Do this
Write out every line of the material as it stands, apart from the pictures.

Material for the task
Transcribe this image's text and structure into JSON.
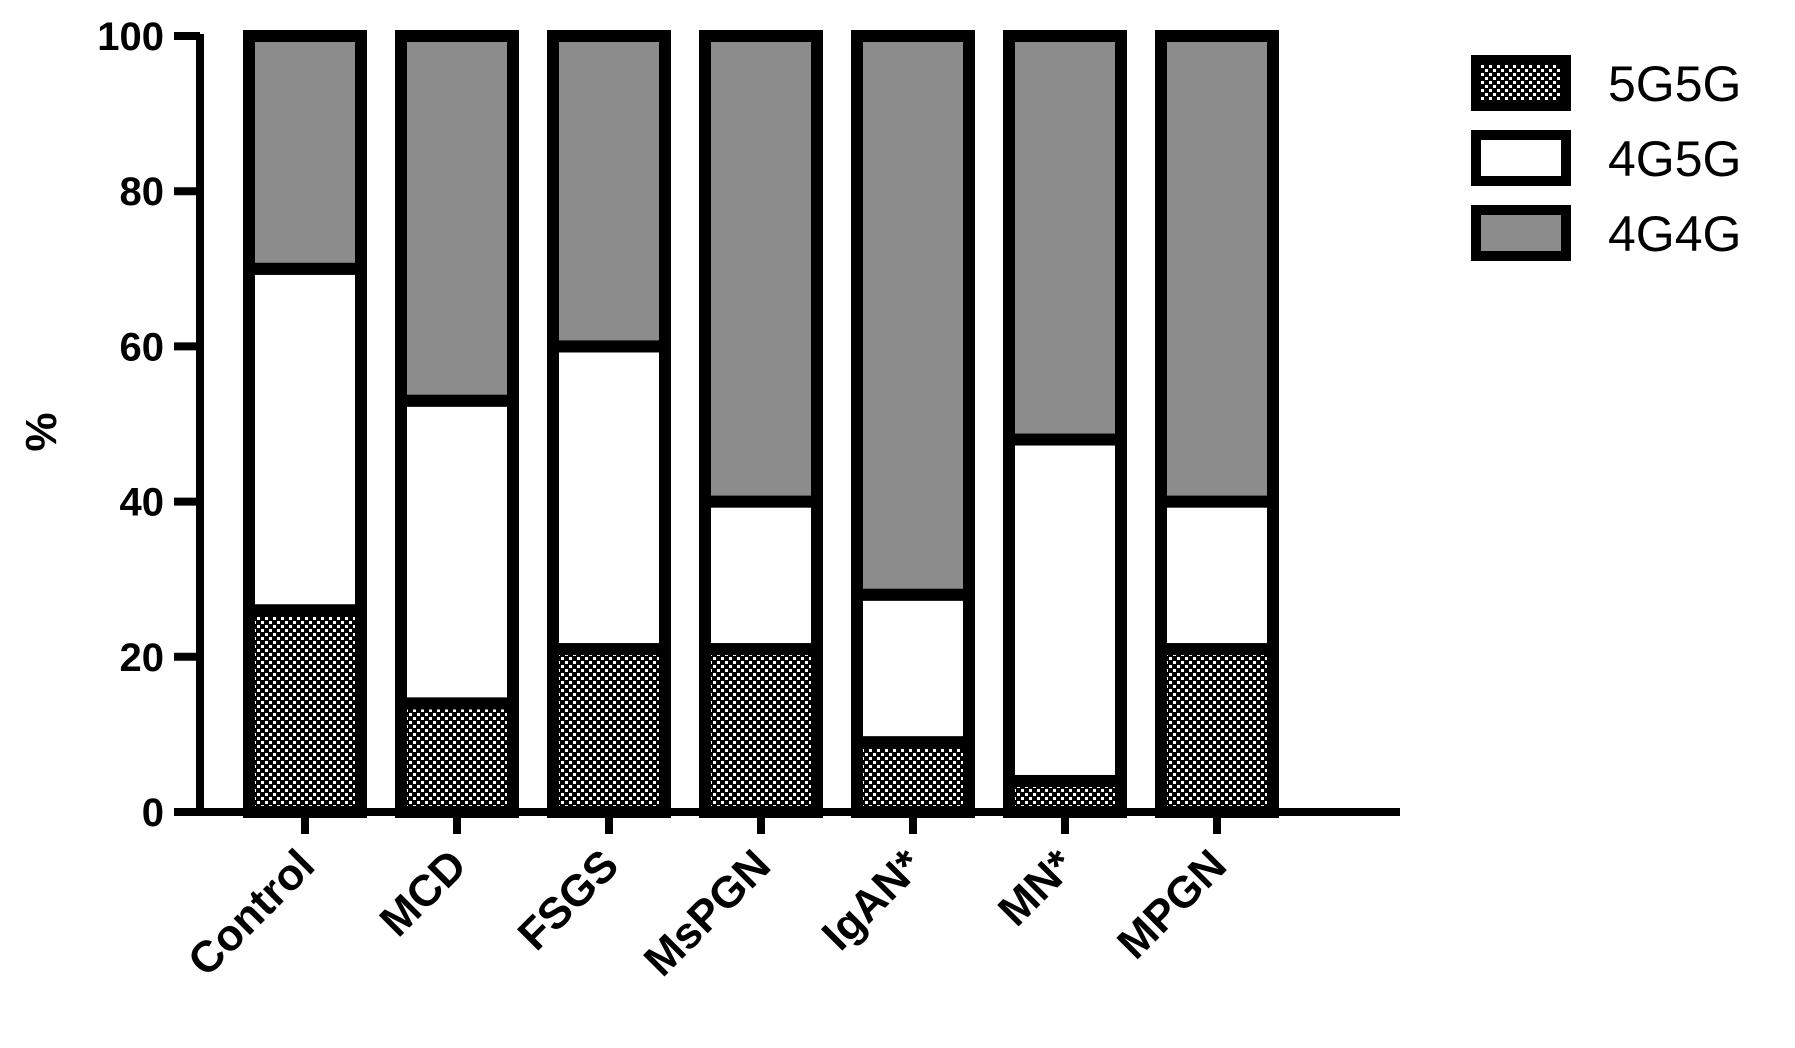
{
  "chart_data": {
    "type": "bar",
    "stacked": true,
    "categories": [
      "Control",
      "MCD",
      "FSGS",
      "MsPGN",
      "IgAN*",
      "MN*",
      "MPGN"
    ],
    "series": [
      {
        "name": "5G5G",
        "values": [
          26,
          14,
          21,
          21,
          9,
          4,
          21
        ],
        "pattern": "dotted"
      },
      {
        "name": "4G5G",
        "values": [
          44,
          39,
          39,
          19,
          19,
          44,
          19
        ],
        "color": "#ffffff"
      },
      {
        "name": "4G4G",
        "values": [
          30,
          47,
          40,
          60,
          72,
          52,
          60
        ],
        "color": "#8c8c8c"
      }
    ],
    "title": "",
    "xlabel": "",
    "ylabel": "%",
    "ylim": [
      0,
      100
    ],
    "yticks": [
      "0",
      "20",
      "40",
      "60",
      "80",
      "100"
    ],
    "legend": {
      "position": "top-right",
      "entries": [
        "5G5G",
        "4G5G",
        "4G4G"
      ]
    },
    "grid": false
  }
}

Answer to this exercise
Transcribe this image's text and structure into JSON.
{
  "chart_data": {
    "type": "bar",
    "stacked": true,
    "categories": [
      "Control",
      "MCD",
      "FSGS",
      "MsPGN",
      "IgAN*",
      "MN*",
      "MPGN"
    ],
    "series": [
      {
        "name": "5G5G",
        "values": [
          26,
          14,
          21,
          21,
          9,
          4,
          21
        ],
        "pattern": "dotted"
      },
      {
        "name": "4G5G",
        "values": [
          44,
          39,
          39,
          19,
          19,
          44,
          19
        ],
        "color": "#ffffff"
      },
      {
        "name": "4G4G",
        "values": [
          30,
          47,
          40,
          60,
          72,
          52,
          60
        ],
        "color": "#8c8c8c"
      }
    ],
    "title": "",
    "xlabel": "",
    "ylabel": "%",
    "ylim": [
      0,
      100
    ],
    "yticks": [
      "0",
      "20",
      "40",
      "60",
      "80",
      "100"
    ],
    "legend": {
      "position": "top-right",
      "entries": [
        "5G5G",
        "4G5G",
        "4G4G"
      ]
    },
    "grid": false
  }
}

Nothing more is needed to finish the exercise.